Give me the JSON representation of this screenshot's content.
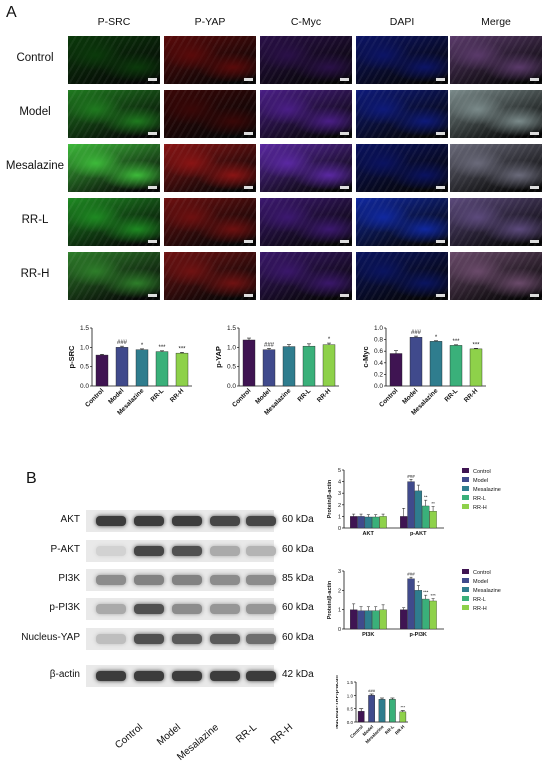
{
  "panel_a_label": "A",
  "panel_b_label": "B",
  "if_columns": [
    "P-SRC",
    "P-YAP",
    "C-Myc",
    "DAPI",
    "Merge"
  ],
  "if_rows": [
    "Control",
    "Model",
    "Mesalazine",
    "RR-L",
    "RR-H"
  ],
  "if_colors": {
    "P-SRC": [
      "#0b3a0b",
      "#1f7a1f",
      "#3dba3a",
      "#1e8a22",
      "#2e7e2a"
    ],
    "P-YAP": [
      "#5a0a0a",
      "#3a0707",
      "#8a1414",
      "#6e1010",
      "#701212"
    ],
    "C-Myc": [
      "#2a1048",
      "#4a1e86",
      "#5a28a2",
      "#3c1870",
      "#3a176a"
    ],
    "DAPI": [
      "#0c1466",
      "#0e1a7a",
      "#0a1260",
      "#1028a0",
      "#0a1460"
    ],
    "Merge": [
      "#5a3a6a",
      "#7a8a8a",
      "#6a6a7a",
      "#5c4a7c",
      "#6a4a6a"
    ]
  },
  "chart_data": [
    {
      "type": "bar",
      "categories": [
        "Control",
        "Model",
        "Mesalazine",
        "RR-L",
        "RR-H"
      ],
      "values": [
        0.8,
        1.0,
        0.94,
        0.89,
        0.85
      ],
      "errors": [
        0.02,
        0.03,
        0.02,
        0.02,
        0.02
      ],
      "colors": [
        "#3f1452",
        "#404a8c",
        "#2f7d8e",
        "#3ab07a",
        "#8ed14a"
      ],
      "annotations": [
        "",
        "###",
        "*",
        "***",
        "***"
      ],
      "ylabel": "p-SRC",
      "ylim": [
        0,
        1.5
      ],
      "yticks": [
        "0.0",
        "0.5",
        "1.0",
        "1.5"
      ]
    },
    {
      "type": "bar",
      "categories": [
        "Control",
        "Model",
        "Mesalazine",
        "RR-L",
        "RR-H"
      ],
      "values": [
        1.19,
        0.94,
        1.02,
        1.03,
        1.07
      ],
      "errors": [
        0.05,
        0.03,
        0.05,
        0.06,
        0.04
      ],
      "colors": [
        "#3f1452",
        "#404a8c",
        "#2f7d8e",
        "#3ab07a",
        "#8ed14a"
      ],
      "annotations": [
        "",
        "###",
        "",
        "",
        "*"
      ],
      "ylabel": "p-YAP",
      "ylim": [
        0,
        1.5
      ],
      "yticks": [
        "0.0",
        "0.5",
        "1.0",
        "1.5"
      ]
    },
    {
      "type": "bar",
      "categories": [
        "Control",
        "Model",
        "Mesalazine",
        "RR-L",
        "RR-H"
      ],
      "values": [
        0.56,
        0.84,
        0.77,
        0.7,
        0.64
      ],
      "errors": [
        0.05,
        0.02,
        0.01,
        0.01,
        0.01
      ],
      "colors": [
        "#3f1452",
        "#404a8c",
        "#2f7d8e",
        "#3ab07a",
        "#8ed14a"
      ],
      "annotations": [
        "",
        "###",
        "*",
        "***",
        "***"
      ],
      "ylabel": "c-Myc",
      "ylim": [
        0,
        1.0
      ],
      "yticks": [
        "0.0",
        "0.2",
        "0.4",
        "0.6",
        "0.8",
        "1.0"
      ]
    },
    {
      "type": "bar",
      "groups": [
        "AKT",
        "p-AKT"
      ],
      "series_names": [
        "Control",
        "Model",
        "Mesalazine",
        "RR-L",
        "RR-H"
      ],
      "values": [
        [
          1.0,
          1.0,
          0.95,
          0.95,
          1.0
        ],
        [
          1.0,
          4.0,
          3.2,
          1.9,
          1.45
        ]
      ],
      "errors": [
        [
          0.2,
          0.2,
          0.2,
          0.2,
          0.2
        ],
        [
          0.7,
          0.2,
          0.5,
          0.5,
          0.4
        ]
      ],
      "annotations": [
        [
          "",
          "",
          "",
          "",
          ""
        ],
        [
          "",
          "###",
          "",
          "**",
          "**"
        ]
      ],
      "colors": [
        "#3f1452",
        "#404a8c",
        "#2f7d8e",
        "#3ab07a",
        "#8ed14a"
      ],
      "ylabel": "Protein/β-actin",
      "ylim": [
        0,
        5
      ],
      "yticks": [
        "0",
        "1",
        "2",
        "3",
        "4",
        "5"
      ]
    },
    {
      "type": "bar",
      "groups": [
        "PI3K",
        "p-PI3K"
      ],
      "series_names": [
        "Control",
        "Model",
        "Mesalazine",
        "RR-L",
        "RR-H"
      ],
      "values": [
        [
          1.0,
          0.95,
          0.95,
          0.95,
          1.0
        ],
        [
          1.0,
          2.6,
          2.0,
          1.55,
          1.45
        ]
      ],
      "errors": [
        [
          0.3,
          0.2,
          0.2,
          0.2,
          0.25
        ],
        [
          0.1,
          0.08,
          0.25,
          0.2,
          0.12
        ]
      ],
      "annotations": [
        [
          "",
          "",
          "",
          "",
          ""
        ],
        [
          "",
          "###",
          "*",
          "***",
          "***"
        ]
      ],
      "colors": [
        "#3f1452",
        "#404a8c",
        "#2f7d8e",
        "#3ab07a",
        "#8ed14a"
      ],
      "ylabel": "Protein/β-actin",
      "ylim": [
        0,
        3
      ],
      "yticks": [
        "0",
        "1",
        "2",
        "3"
      ]
    },
    {
      "type": "bar",
      "categories": [
        "Control",
        "Model",
        "Mesalazine",
        "RR-L",
        "RR-H"
      ],
      "values": [
        0.4,
        1.0,
        0.85,
        0.85,
        0.38
      ],
      "errors": [
        0.1,
        0.05,
        0.05,
        0.05,
        0.05
      ],
      "colors": [
        "#3f1452",
        "#404a8c",
        "#2f7d8e",
        "#3ab07a",
        "#8ed14a"
      ],
      "annotations": [
        "",
        "###",
        "",
        "",
        "***"
      ],
      "ylabel": "Nucleus-YAP/β-actin",
      "ylim": [
        0,
        1.5
      ],
      "yticks": [
        "0.0",
        "0.5",
        "1.0",
        "1.5"
      ]
    }
  ],
  "legend": [
    "Control",
    "Model",
    "Mesalazine",
    "RR-L",
    "RR-H"
  ],
  "western_blot": {
    "rows": [
      {
        "label": "AKT",
        "kda": "60 kDa",
        "intensity": [
          0.85,
          0.85,
          0.85,
          0.8,
          0.8
        ]
      },
      {
        "label": "P-AKT",
        "kda": "60 kDa",
        "intensity": [
          0.1,
          0.8,
          0.75,
          0.3,
          0.25
        ]
      },
      {
        "label": "PI3K",
        "kda": "85 kDa",
        "intensity": [
          0.45,
          0.5,
          0.5,
          0.45,
          0.45
        ]
      },
      {
        "label": "p-PI3K",
        "kda": "60 kDa",
        "intensity": [
          0.3,
          0.75,
          0.45,
          0.4,
          0.4
        ]
      },
      {
        "label": "Nucleus-YAP",
        "kda": "60 kDa",
        "intensity": [
          0.2,
          0.75,
          0.7,
          0.7,
          0.6
        ]
      },
      {
        "label": "β-actin",
        "kda": "42 kDa",
        "intensity": [
          0.85,
          0.85,
          0.85,
          0.85,
          0.85
        ]
      }
    ],
    "lanes": [
      "Control",
      "Model",
      "Mesalazine",
      "RR-L",
      "RR-H"
    ]
  }
}
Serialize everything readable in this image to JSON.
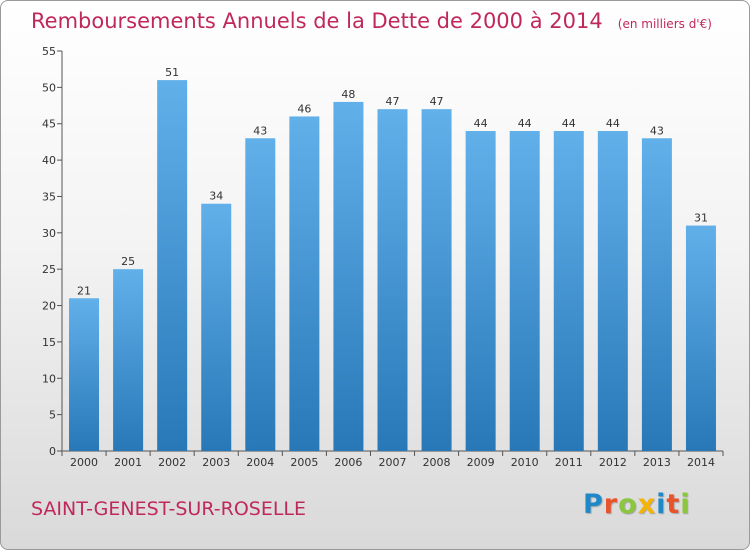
{
  "chart_data": {
    "type": "bar",
    "title": "Remboursements Annuels de la Dette de 2000 à 2014",
    "subtitle": "(en milliers d'€)",
    "xlabel": "",
    "ylabel": "",
    "categories": [
      "2000",
      "2001",
      "2002",
      "2003",
      "2004",
      "2005",
      "2006",
      "2007",
      "2008",
      "2009",
      "2010",
      "2011",
      "2012",
      "2013",
      "2014"
    ],
    "values": [
      21,
      25,
      51,
      34,
      43,
      46,
      48,
      47,
      47,
      44,
      44,
      44,
      44,
      43,
      31
    ],
    "ylim": [
      0,
      55
    ],
    "yticks": [
      0,
      5,
      10,
      15,
      20,
      25,
      30,
      35,
      40,
      45,
      50,
      55
    ],
    "grid": false,
    "legend": "none"
  },
  "commune": "SAINT-GENEST-SUR-ROSELLE",
  "brand": {
    "letters": [
      {
        "char": "P",
        "color": "#1e88c8"
      },
      {
        "char": "r",
        "color": "#e8532c"
      },
      {
        "char": "o",
        "color": "#8cc63f"
      },
      {
        "char": "x",
        "color": "#f4b400"
      },
      {
        "char": "i",
        "color": "#1e88c8"
      },
      {
        "char": "t",
        "color": "#e8532c"
      },
      {
        "char": "i",
        "color": "#8cc63f"
      }
    ]
  },
  "colors": {
    "accent": "#c0285c",
    "bar_top": "#62b0ea",
    "bar_bottom": "#2878b8"
  }
}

____________________

Find the word "actin" in the entries above. Copy every line that has it.

      "ylabel": "Protein/β-actin",
      "ylabel": "Protein/β-actin",
      "ylabel": "Nucleus-YAP/β-actin",
        "label": "β-actin",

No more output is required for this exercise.